Some records:
[start]
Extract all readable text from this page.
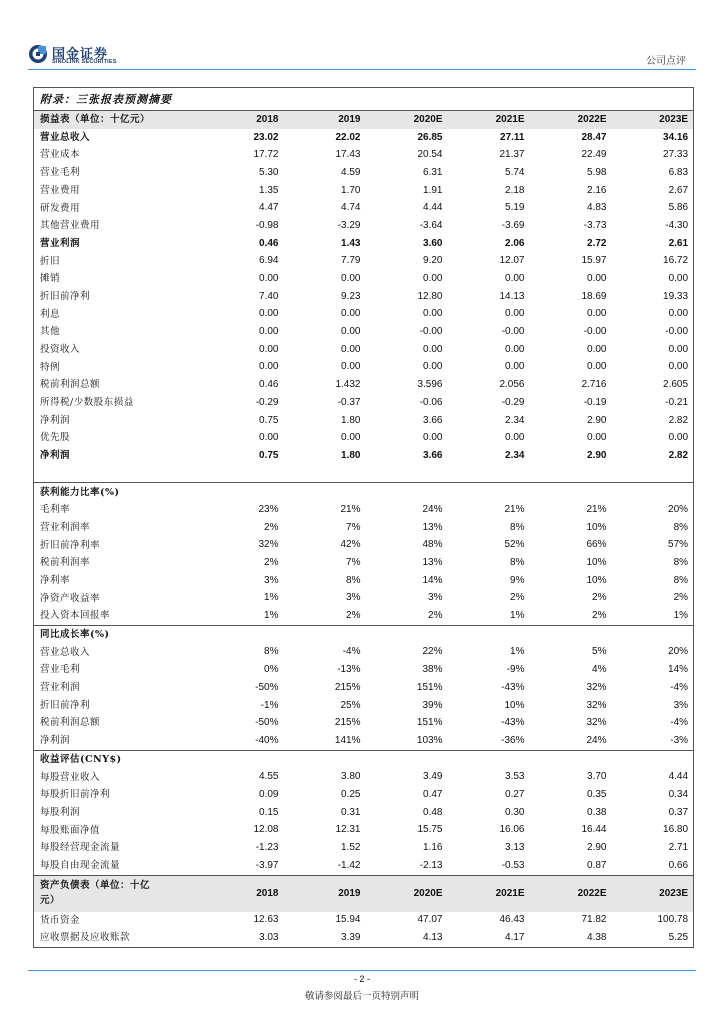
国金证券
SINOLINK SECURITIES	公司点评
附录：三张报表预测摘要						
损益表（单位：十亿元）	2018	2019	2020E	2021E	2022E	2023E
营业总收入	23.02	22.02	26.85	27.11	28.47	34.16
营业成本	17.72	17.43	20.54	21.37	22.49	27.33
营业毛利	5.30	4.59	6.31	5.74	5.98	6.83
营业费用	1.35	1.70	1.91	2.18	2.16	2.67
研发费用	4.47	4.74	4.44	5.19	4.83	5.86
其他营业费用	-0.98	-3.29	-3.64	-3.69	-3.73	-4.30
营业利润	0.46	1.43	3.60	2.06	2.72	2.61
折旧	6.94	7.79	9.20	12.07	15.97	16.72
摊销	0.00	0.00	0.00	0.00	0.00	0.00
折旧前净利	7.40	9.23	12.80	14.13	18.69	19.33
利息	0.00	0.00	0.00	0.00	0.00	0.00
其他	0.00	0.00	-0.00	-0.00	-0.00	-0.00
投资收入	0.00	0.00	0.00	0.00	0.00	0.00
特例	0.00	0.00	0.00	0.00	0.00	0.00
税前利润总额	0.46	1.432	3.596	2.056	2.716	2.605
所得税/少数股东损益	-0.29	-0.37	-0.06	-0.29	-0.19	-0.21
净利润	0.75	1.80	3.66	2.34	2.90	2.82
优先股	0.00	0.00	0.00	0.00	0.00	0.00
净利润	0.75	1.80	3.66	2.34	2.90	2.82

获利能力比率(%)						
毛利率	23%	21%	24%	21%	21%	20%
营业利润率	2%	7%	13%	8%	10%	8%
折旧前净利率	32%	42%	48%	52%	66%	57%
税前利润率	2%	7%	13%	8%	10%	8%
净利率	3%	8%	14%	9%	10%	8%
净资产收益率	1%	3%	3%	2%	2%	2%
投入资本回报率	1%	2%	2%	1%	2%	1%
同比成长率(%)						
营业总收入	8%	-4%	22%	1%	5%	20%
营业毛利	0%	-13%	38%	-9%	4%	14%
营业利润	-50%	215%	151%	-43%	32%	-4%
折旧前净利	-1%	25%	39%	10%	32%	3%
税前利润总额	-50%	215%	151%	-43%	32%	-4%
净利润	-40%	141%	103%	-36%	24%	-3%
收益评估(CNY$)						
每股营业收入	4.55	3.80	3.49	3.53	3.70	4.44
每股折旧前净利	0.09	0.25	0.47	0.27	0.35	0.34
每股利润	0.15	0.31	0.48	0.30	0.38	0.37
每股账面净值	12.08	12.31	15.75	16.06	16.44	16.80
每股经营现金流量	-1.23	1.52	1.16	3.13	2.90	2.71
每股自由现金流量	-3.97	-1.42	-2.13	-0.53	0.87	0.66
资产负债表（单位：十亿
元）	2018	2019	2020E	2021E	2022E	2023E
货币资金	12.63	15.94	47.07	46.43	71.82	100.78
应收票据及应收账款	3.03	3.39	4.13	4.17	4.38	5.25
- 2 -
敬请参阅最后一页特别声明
[end]
[start]
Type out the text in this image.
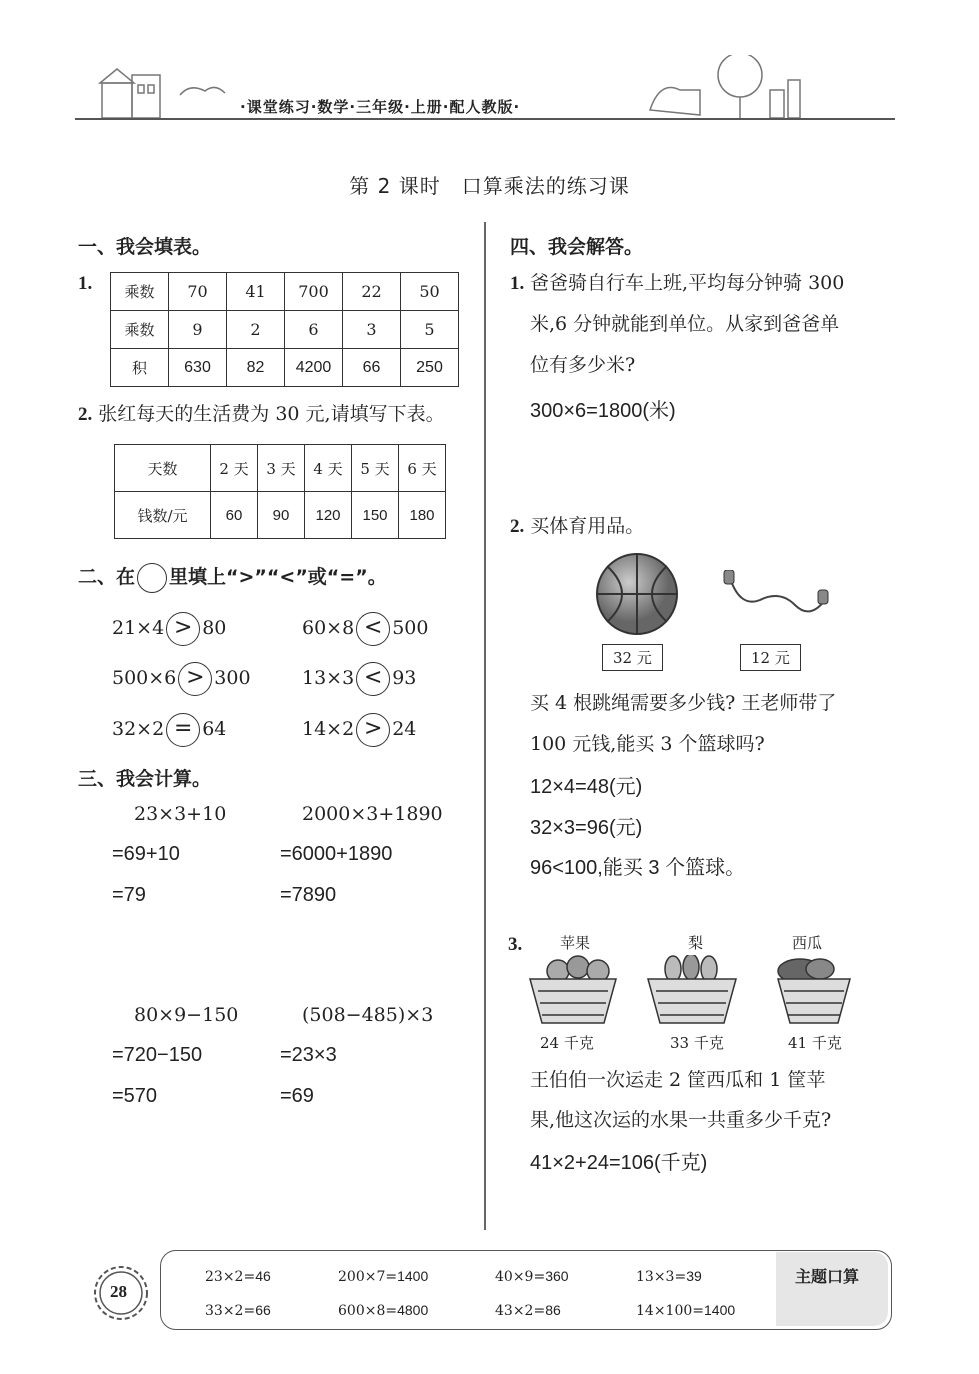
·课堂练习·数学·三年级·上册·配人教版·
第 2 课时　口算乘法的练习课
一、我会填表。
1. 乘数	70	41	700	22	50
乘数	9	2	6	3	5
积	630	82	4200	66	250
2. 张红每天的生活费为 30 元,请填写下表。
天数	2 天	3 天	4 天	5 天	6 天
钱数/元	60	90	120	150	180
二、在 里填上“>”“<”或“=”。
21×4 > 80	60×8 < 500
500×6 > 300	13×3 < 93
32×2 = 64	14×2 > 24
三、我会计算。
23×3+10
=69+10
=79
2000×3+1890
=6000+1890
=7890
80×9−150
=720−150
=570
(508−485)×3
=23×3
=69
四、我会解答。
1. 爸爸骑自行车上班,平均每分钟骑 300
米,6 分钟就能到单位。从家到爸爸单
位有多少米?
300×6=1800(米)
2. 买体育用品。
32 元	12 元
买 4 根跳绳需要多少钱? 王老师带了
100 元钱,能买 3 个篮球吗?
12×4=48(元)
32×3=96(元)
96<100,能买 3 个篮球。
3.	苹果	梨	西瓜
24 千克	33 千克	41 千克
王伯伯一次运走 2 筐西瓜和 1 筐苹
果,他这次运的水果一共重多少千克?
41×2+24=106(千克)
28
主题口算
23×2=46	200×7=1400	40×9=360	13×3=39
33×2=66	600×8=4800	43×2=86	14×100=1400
[end]
## Task prompt
Using the records above, pull out each line where the word "税前利润总额" occurs.

## Correct output
税前利润总额	0.46	1.432	3.596	2.056	2.716	2.605
税前利润总额	-50%	215%	151%	-43%	32%	-4%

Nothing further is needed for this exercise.